INSTRUCTIONS FOR THE TASK:
Copy every line of the records below exactly as it appears.

===== RECORDS FOR THE EXERCISE =====

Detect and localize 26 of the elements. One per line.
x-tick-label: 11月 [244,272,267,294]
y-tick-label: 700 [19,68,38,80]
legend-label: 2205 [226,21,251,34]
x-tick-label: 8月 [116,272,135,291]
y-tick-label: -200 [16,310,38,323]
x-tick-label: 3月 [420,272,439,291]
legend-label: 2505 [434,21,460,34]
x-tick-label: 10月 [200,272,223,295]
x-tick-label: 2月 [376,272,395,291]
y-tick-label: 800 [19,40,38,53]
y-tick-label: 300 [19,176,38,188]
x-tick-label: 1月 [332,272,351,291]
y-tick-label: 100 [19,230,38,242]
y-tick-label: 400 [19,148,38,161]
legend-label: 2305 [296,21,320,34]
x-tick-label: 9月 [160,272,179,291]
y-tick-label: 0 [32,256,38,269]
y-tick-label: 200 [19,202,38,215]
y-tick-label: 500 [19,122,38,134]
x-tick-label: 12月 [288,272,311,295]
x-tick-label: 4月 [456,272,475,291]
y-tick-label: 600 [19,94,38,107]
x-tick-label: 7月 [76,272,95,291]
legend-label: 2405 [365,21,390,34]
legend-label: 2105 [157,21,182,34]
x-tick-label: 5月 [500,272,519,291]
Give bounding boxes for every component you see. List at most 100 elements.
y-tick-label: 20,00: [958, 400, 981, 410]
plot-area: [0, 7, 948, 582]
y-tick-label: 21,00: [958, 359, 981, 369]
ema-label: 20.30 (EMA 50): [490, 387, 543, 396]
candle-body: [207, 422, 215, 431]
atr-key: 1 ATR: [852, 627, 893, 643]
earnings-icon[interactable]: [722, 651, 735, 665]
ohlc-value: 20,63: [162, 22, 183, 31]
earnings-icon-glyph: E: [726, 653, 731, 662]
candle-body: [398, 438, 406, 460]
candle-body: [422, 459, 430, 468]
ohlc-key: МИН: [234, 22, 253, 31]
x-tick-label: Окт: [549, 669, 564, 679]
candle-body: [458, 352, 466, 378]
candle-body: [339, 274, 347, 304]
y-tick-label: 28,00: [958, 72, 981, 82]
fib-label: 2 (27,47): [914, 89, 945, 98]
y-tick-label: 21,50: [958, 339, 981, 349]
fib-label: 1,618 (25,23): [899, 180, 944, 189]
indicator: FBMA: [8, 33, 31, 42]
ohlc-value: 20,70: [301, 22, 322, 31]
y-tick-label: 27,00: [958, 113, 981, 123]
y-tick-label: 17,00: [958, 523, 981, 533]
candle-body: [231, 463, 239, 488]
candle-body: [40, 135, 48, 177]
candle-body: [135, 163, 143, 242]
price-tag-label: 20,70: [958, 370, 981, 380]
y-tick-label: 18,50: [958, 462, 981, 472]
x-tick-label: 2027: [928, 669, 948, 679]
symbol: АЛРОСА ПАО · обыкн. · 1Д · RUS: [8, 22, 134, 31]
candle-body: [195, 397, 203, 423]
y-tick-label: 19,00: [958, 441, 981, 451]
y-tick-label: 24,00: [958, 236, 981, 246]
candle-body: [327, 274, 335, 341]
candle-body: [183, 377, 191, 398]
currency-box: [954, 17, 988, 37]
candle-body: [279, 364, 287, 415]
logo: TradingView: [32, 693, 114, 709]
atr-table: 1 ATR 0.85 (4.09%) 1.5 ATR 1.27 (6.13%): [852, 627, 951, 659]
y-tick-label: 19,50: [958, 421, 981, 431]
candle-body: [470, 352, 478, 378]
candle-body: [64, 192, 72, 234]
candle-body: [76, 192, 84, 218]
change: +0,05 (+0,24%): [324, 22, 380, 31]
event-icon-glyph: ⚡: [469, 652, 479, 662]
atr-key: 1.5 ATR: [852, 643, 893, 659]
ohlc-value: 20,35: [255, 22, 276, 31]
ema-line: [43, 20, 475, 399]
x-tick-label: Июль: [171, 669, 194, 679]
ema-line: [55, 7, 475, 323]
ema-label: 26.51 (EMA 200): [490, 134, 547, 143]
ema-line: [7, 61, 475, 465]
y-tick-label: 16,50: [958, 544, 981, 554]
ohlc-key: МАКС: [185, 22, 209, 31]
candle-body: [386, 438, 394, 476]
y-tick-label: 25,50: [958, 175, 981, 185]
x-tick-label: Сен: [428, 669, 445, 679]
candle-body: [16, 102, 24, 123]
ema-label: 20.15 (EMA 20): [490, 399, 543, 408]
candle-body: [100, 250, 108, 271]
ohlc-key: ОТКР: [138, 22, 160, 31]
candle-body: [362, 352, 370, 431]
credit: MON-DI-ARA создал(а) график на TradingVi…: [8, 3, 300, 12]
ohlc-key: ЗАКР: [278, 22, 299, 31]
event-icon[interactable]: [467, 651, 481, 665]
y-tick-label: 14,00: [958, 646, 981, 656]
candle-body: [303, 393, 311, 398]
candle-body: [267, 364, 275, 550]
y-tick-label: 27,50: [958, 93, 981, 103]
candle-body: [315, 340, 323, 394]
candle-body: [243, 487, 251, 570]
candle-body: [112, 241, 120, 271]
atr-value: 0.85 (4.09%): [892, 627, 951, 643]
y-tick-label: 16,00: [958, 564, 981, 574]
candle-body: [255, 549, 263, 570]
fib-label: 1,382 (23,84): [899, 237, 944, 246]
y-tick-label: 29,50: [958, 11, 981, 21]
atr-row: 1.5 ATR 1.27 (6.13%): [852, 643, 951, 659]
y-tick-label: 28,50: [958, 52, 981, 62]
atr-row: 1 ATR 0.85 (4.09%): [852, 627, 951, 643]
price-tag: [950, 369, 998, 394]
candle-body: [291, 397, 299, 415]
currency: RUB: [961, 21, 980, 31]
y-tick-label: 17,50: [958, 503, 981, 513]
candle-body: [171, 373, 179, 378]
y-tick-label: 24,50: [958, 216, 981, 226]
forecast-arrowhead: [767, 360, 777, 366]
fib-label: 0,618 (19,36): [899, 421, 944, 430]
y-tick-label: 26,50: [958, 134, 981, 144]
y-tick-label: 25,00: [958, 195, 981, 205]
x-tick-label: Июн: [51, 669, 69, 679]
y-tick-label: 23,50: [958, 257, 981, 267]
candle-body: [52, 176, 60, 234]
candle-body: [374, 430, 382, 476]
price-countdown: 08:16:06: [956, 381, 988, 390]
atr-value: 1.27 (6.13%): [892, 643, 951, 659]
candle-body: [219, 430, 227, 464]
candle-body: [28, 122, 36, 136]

=====

FINAL ANSWER:
Detect and localize 26 of the elements. One per line.
x-tick-label: 11月 [244,272,267,294]
y-tick-label: 700 [19,68,38,80]
legend-label: 2205 [226,21,251,34]
x-tick-label: 8月 [116,272,135,291]
y-tick-label: -200 [16,310,38,323]
x-tick-label: 3月 [420,272,439,291]
legend-label: 2505 [434,21,460,34]
x-tick-label: 10月 [200,272,223,295]
x-tick-label: 2月 [376,272,395,291]
y-tick-label: 800 [19,40,38,53]
y-tick-label: 300 [19,176,38,188]
x-tick-label: 1月 [332,272,351,291]
y-tick-label: 100 [19,230,38,242]
y-tick-label: 400 [19,148,38,161]
legend-label: 2305 [296,21,320,34]
x-tick-label: 9月 [160,272,179,291]
y-tick-label: 0 [32,256,38,269]
y-tick-label: 200 [19,202,38,215]
y-tick-label: 500 [19,122,38,134]
x-tick-label: 12月 [288,272,311,295]
x-tick-label: 4月 [456,272,475,291]
y-tick-label: 600 [19,94,38,107]
x-tick-label: 7月 [76,272,95,291]
legend-label: 2405 [365,21,390,34]
legend-label: 2105 [157,21,182,34]
x-tick-label: 5月 [500,272,519,291]
Give bounding boxes for every component you see. List at most 100 elements.
y-tick-label: 20,00: [958, 400, 981, 410]
plot-area: [0, 7, 948, 582]
y-tick-label: 21,00: [958, 359, 981, 369]
ema-label: 20.30 (EMA 50): [490, 387, 543, 396]
candle-body: [207, 422, 215, 431]
atr-key: 1 ATR: [852, 627, 893, 643]
earnings-icon[interactable]: [722, 651, 735, 665]
ohlc-value: 20,63: [162, 22, 183, 31]
earnings-icon-glyph: E: [726, 653, 731, 662]
candle-body: [398, 438, 406, 460]
candle-body: [422, 459, 430, 468]
ohlc-key: МИН: [234, 22, 253, 31]
x-tick-label: Окт: [549, 669, 564, 679]
candle-body: [458, 352, 466, 378]
candle-body: [339, 274, 347, 304]
y-tick-label: 28,00: [958, 72, 981, 82]
fib-label: 2 (27,47): [914, 89, 945, 98]
y-tick-label: 21,50: [958, 339, 981, 349]
fib-label: 1,618 (25,23): [899, 180, 944, 189]
indicator: FBMA: [8, 33, 31, 42]
ohlc-value: 20,70: [301, 22, 322, 31]
y-tick-label: 27,00: [958, 113, 981, 123]
y-tick-label: 17,00: [958, 523, 981, 533]
candle-body: [231, 463, 239, 488]
candle-body: [40, 135, 48, 177]
candle-body: [135, 163, 143, 242]
price-tag-label: 20,70: [958, 370, 981, 380]
y-tick-label: 18,50: [958, 462, 981, 472]
x-tick-label: 2027: [928, 669, 948, 679]
symbol: АЛРОСА ПАО · обыкн. · 1Д · RUS: [8, 22, 134, 31]
candle-body: [195, 397, 203, 423]
y-tick-label: 19,00: [958, 441, 981, 451]
y-tick-label: 24,00: [958, 236, 981, 246]
candle-body: [327, 274, 335, 341]
candle-body: [183, 377, 191, 398]
currency-box: [954, 17, 988, 37]
candle-body: [279, 364, 287, 415]
logo: TradingView: [32, 693, 114, 709]
atr-table: 1 ATR 0.85 (4.09%) 1.5 ATR 1.27 (6.13%): [852, 627, 951, 659]
y-tick-label: 19,50: [958, 421, 981, 431]
candle-body: [470, 352, 478, 378]
candle-body: [64, 192, 72, 234]
candle-body: [76, 192, 84, 218]
change: +0,05 (+0,24%): [324, 22, 380, 31]
event-icon-glyph: ⚡: [469, 652, 479, 662]
atr-key: 1.5 ATR: [852, 643, 893, 659]
ohlc-value: 20,35: [255, 22, 276, 31]
ema-line: [43, 20, 475, 399]
x-tick-label: Июль: [171, 669, 194, 679]
ema-line: [55, 7, 475, 323]
ema-label: 26.51 (EMA 200): [490, 134, 547, 143]
ema-line: [7, 61, 475, 465]
y-tick-label: 16,50: [958, 544, 981, 554]
ohlc-key: МАКС: [185, 22, 209, 31]
candle-body: [386, 438, 394, 476]
y-tick-label: 25,50: [958, 175, 981, 185]
x-tick-label: Сен: [428, 669, 445, 679]
candle-body: [16, 102, 24, 123]
ema-label: 20.15 (EMA 20): [490, 399, 543, 408]
candle-body: [100, 250, 108, 271]
ohlc-key: ОТКР: [138, 22, 160, 31]
candle-body: [362, 352, 370, 431]
credit: MON-DI-ARA создал(а) график на TradingVi…: [8, 3, 300, 12]
ohlc-key: ЗАКР: [278, 22, 299, 31]
event-icon[interactable]: [467, 651, 481, 665]
y-tick-label: 14,00: [958, 646, 981, 656]
candle-body: [303, 393, 311, 398]
candle-body: [267, 364, 275, 550]
y-tick-label: 27,50: [958, 93, 981, 103]
candle-body: [315, 340, 323, 394]
candle-body: [243, 487, 251, 570]
candle-body: [112, 241, 120, 271]
atr-value: 0.85 (4.09%): [892, 627, 951, 643]
y-tick-label: 16,00: [958, 564, 981, 574]
candle-body: [255, 549, 263, 570]
fib-label: 1,382 (23,84): [899, 237, 944, 246]
y-tick-label: 29,50: [958, 11, 981, 21]
atr-row: 1.5 ATR 1.27 (6.13%): [852, 643, 951, 659]
y-tick-label: 28,50: [958, 52, 981, 62]
atr-row: 1 ATR 0.85 (4.09%): [852, 627, 951, 643]
price-tag: [950, 369, 998, 394]
candle-body: [291, 397, 299, 415]
currency: RUB: [961, 21, 980, 31]
y-tick-label: 17,50: [958, 503, 981, 513]
candle-body: [171, 373, 179, 378]
y-tick-label: 24,50: [958, 216, 981, 226]
forecast-arrowhead: [767, 360, 777, 366]
fib-label: 0,618 (19,36): [899, 421, 944, 430]
y-tick-label: 26,50: [958, 134, 981, 144]
y-tick-label: 25,00: [958, 195, 981, 205]
x-tick-label: Июн: [51, 669, 69, 679]
y-tick-label: 23,50: [958, 257, 981, 267]
candle-body: [52, 176, 60, 234]
candle-body: [374, 430, 382, 476]
price-countdown: 08:16:06: [956, 381, 988, 390]
atr-value: 1.27 (6.13%): [892, 643, 951, 659]
candle-body: [219, 430, 227, 464]
candle-body: [28, 122, 36, 136]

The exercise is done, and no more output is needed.